(Task description):
Output the records. Match them exactly.

(Data items):
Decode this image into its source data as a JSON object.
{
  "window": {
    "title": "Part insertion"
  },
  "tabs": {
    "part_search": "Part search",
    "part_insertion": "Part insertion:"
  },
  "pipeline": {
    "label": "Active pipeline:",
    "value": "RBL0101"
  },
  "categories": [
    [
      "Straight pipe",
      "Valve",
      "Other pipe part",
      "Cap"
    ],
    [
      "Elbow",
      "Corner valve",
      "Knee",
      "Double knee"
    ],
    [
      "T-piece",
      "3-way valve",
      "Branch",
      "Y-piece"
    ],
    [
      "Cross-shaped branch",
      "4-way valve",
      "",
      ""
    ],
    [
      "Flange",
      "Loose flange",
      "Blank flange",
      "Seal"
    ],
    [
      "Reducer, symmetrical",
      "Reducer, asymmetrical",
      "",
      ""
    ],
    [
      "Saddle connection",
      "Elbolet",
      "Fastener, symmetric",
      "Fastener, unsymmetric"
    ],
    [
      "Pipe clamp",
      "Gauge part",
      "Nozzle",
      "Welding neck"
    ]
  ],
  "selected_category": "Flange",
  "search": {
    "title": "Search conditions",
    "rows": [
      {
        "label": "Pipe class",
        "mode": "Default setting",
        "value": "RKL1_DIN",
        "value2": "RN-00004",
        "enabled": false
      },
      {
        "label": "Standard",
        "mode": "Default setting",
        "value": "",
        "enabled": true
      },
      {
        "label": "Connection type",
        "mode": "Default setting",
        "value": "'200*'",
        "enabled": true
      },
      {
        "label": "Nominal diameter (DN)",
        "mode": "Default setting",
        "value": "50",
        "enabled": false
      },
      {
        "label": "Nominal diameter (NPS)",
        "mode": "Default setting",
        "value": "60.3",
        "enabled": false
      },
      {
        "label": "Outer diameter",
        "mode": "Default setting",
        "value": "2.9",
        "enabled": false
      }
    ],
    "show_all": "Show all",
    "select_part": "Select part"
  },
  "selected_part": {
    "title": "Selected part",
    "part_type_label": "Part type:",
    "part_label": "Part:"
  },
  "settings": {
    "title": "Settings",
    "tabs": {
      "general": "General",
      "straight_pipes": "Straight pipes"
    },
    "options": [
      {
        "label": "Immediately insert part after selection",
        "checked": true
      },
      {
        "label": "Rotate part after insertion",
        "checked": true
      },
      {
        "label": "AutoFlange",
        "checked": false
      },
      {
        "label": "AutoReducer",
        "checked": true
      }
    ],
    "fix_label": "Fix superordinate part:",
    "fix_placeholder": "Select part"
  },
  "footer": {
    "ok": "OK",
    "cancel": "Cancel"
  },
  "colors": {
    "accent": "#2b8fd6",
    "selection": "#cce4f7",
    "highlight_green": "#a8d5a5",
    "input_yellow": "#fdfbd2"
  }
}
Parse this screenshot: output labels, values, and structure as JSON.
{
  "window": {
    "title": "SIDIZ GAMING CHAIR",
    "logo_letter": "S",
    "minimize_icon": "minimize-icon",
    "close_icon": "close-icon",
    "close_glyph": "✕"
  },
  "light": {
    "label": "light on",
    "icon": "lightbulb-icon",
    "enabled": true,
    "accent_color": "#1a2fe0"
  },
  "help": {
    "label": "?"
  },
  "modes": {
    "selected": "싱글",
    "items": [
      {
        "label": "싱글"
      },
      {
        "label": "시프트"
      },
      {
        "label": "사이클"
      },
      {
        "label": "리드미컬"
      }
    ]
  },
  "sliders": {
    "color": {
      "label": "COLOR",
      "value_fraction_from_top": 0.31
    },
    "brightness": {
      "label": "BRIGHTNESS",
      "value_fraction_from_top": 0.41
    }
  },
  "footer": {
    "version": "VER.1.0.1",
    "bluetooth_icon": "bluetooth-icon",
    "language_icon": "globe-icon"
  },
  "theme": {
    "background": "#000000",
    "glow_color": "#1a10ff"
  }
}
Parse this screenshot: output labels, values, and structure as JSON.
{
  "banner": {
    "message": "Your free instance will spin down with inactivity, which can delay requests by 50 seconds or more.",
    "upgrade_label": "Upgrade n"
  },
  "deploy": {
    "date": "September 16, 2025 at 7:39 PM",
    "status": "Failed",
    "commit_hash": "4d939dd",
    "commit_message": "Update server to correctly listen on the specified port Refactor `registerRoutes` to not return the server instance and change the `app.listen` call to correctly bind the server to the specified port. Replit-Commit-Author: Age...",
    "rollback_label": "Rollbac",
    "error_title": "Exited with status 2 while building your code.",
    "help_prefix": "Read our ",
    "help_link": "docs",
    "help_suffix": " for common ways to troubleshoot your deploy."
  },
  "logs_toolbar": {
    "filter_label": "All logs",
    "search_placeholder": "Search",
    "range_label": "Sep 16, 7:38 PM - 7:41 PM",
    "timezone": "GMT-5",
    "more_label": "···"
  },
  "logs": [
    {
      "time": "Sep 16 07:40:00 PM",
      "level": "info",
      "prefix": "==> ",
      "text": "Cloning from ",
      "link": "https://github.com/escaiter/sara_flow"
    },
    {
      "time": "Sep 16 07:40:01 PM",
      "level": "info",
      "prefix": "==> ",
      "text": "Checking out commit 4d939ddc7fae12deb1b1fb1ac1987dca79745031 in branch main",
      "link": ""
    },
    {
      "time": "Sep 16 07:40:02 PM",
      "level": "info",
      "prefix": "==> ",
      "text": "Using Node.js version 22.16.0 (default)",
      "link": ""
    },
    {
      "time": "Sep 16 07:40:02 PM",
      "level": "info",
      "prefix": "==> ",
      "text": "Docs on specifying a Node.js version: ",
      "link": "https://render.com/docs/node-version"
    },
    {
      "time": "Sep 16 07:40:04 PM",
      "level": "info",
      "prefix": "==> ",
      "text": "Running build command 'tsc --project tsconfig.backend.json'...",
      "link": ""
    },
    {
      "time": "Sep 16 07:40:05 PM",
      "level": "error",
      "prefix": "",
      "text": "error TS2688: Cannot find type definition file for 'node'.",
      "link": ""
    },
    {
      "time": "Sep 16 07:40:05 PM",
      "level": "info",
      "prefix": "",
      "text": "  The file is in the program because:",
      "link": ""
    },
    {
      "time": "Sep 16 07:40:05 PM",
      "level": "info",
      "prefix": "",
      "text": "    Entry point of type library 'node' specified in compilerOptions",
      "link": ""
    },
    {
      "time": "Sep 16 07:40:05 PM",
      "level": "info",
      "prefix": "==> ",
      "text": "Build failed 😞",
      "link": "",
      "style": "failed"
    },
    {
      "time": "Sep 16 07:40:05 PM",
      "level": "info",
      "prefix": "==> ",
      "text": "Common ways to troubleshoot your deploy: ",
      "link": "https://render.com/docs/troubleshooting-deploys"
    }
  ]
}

(Correct output):
Decode this image into its source data as a JSON object.
{
  "window": {
    "title": "Part insertion"
  },
  "tabs": {
    "part_search": "Part search",
    "part_insertion": "Part insertion:"
  },
  "pipeline": {
    "label": "Active pipeline:",
    "value": "RBL0101"
  },
  "categories": [
    [
      "Straight pipe",
      "Valve",
      "Other pipe part",
      "Cap"
    ],
    [
      "Elbow",
      "Corner valve",
      "Knee",
      "Double knee"
    ],
    [
      "T-piece",
      "3-way valve",
      "Branch",
      "Y-piece"
    ],
    [
      "Cross-shaped branch",
      "4-way valve",
      "",
      ""
    ],
    [
      "Flange",
      "Loose flange",
      "Blank flange",
      "Seal"
    ],
    [
      "Reducer, symmetrical",
      "Reducer, asymmetrical",
      "",
      ""
    ],
    [
      "Saddle connection",
      "Elbolet",
      "Fastener, symmetric",
      "Fastener, unsymmetric"
    ],
    [
      "Pipe clamp",
      "Gauge part",
      "Nozzle",
      "Welding neck"
    ]
  ],
  "selected_category": "Flange",
  "search": {
    "title": "Search conditions",
    "rows": [
      {
        "label": "Pipe class",
        "mode": "Default setting",
        "value": "RKL1_DIN",
        "value2": "RN-00004",
        "enabled": false
      },
      {
        "label": "Standard",
        "mode": "Default setting",
        "value": "",
        "enabled": true
      },
      {
        "label": "Connection type",
        "mode": "Default setting",
        "value": "'200*'",
        "enabled": true
      },
      {
        "label": "Nominal diameter (DN)",
        "mode": "Default setting",
        "value": "50",
        "enabled": false
      },
      {
        "label": "Nominal diameter (NPS)",
        "mode": "Default setting",
        "value": "60.3",
        "enabled": false
      },
      {
        "label": "Outer diameter",
        "mode": "Default setting",
        "value": "2.9",
        "enabled": false
      }
    ],
    "show_all": "Show all",
    "select_part": "Select part"
  },
  "selected_part": {
    "title": "Selected part",
    "part_type_label": "Part type:",
    "part_label": "Part:"
  },
  "settings": {
    "title": "Settings",
    "tabs": {
      "general": "General",
      "straight_pipes": "Straight pipes"
    },
    "options": [
      {
        "label": "Immediately insert part after selection",
        "checked": true
      },
      {
        "label": "Rotate part after insertion",
        "checked": true
      },
      {
        "label": "AutoFlange",
        "checked": false
      },
      {
        "label": "AutoReducer",
        "checked": true
      }
    ],
    "fix_label": "Fix superordinate part:",
    "fix_placeholder": "Select part"
  },
  "footer": {
    "ok": "OK",
    "cancel": "Cancel"
  },
  "colors": {
    "accent": "#2b8fd6",
    "selection": "#cce4f7",
    "highlight_green": "#a8d5a5",
    "input_yellow": "#fdfbd2"
  }
}
Parse this screenshot: output labels, values, and structure as JSON.
{
  "window": {
    "title": "SIDIZ GAMING CHAIR",
    "logo_letter": "S",
    "minimize_icon": "minimize-icon",
    "close_icon": "close-icon",
    "close_glyph": "✕"
  },
  "light": {
    "label": "light on",
    "icon": "lightbulb-icon",
    "enabled": true,
    "accent_color": "#1a2fe0"
  },
  "help": {
    "label": "?"
  },
  "modes": {
    "selected": "싱글",
    "items": [
      {
        "label": "싱글"
      },
      {
        "label": "시프트"
      },
      {
        "label": "사이클"
      },
      {
        "label": "리드미컬"
      }
    ]
  },
  "sliders": {
    "color": {
      "label": "COLOR",
      "value_fraction_from_top": 0.31
    },
    "brightness": {
      "label": "BRIGHTNESS",
      "value_fraction_from_top": 0.41
    }
  },
  "footer": {
    "version": "VER.1.0.1",
    "bluetooth_icon": "bluetooth-icon",
    "language_icon": "globe-icon"
  },
  "theme": {
    "background": "#000000",
    "glow_color": "#1a10ff"
  }
}
Parse this screenshot: output labels, values, and structure as JSON.
{
  "banner": {
    "message": "Your free instance will spin down with inactivity, which can delay requests by 50 seconds or more.",
    "upgrade_label": "Upgrade n"
  },
  "deploy": {
    "date": "September 16, 2025 at 7:39 PM",
    "status": "Failed",
    "commit_hash": "4d939dd",
    "commit_message": "Update server to correctly listen on the specified port Refactor `registerRoutes` to not return the server instance and change the `app.listen` call to correctly bind the server to the specified port. Replit-Commit-Author: Age...",
    "rollback_label": "Rollbac",
    "error_title": "Exited with status 2 while building your code.",
    "help_prefix": "Read our ",
    "help_link": "docs",
    "help_suffix": " for common ways to troubleshoot your deploy."
  },
  "logs_toolbar": {
    "filter_label": "All logs",
    "search_placeholder": "Search",
    "range_label": "Sep 16, 7:38 PM - 7:41 PM",
    "timezone": "GMT-5",
    "more_label": "···"
  },
  "logs": [
    {
      "time": "Sep 16 07:40:00 PM",
      "level": "info",
      "prefix": "==> ",
      "text": "Cloning from ",
      "link": "https://github.com/escaiter/sara_flow"
    },
    {
      "time": "Sep 16 07:40:01 PM",
      "level": "info",
      "prefix": "==> ",
      "text": "Checking out commit 4d939ddc7fae12deb1b1fb1ac1987dca79745031 in branch main",
      "link": ""
    },
    {
      "time": "Sep 16 07:40:02 PM",
      "level": "info",
      "prefix": "==> ",
      "text": "Using Node.js version 22.16.0 (default)",
      "link": ""
    },
    {
      "time": "Sep 16 07:40:02 PM",
      "level": "info",
      "prefix": "==> ",
      "text": "Docs on specifying a Node.js version: ",
      "link": "https://render.com/docs/node-version"
    },
    {
      "time": "Sep 16 07:40:04 PM",
      "level": "info",
      "prefix": "==> ",
      "text": "Running build command 'tsc --project tsconfig.backend.json'...",
      "link": ""
    },
    {
      "time": "Sep 16 07:40:05 PM",
      "level": "error",
      "prefix": "",
      "text": "error TS2688: Cannot find type definition file for 'node'.",
      "link": ""
    },
    {
      "time": "Sep 16 07:40:05 PM",
      "level": "info",
      "prefix": "",
      "text": "  The file is in the program because:",
      "link": ""
    },
    {
      "time": "Sep 16 07:40:05 PM",
      "level": "info",
      "prefix": "",
      "text": "    Entry point of type library 'node' specified in compilerOptions",
      "link": ""
    },
    {
      "time": "Sep 16 07:40:05 PM",
      "level": "info",
      "prefix": "==> ",
      "text": "Build failed 😞",
      "link": "",
      "style": "failed"
    },
    {
      "time": "Sep 16 07:40:05 PM",
      "level": "info",
      "prefix": "==> ",
      "text": "Common ways to troubleshoot your deploy: ",
      "link": "https://render.com/docs/troubleshooting-deploys"
    }
  ]
}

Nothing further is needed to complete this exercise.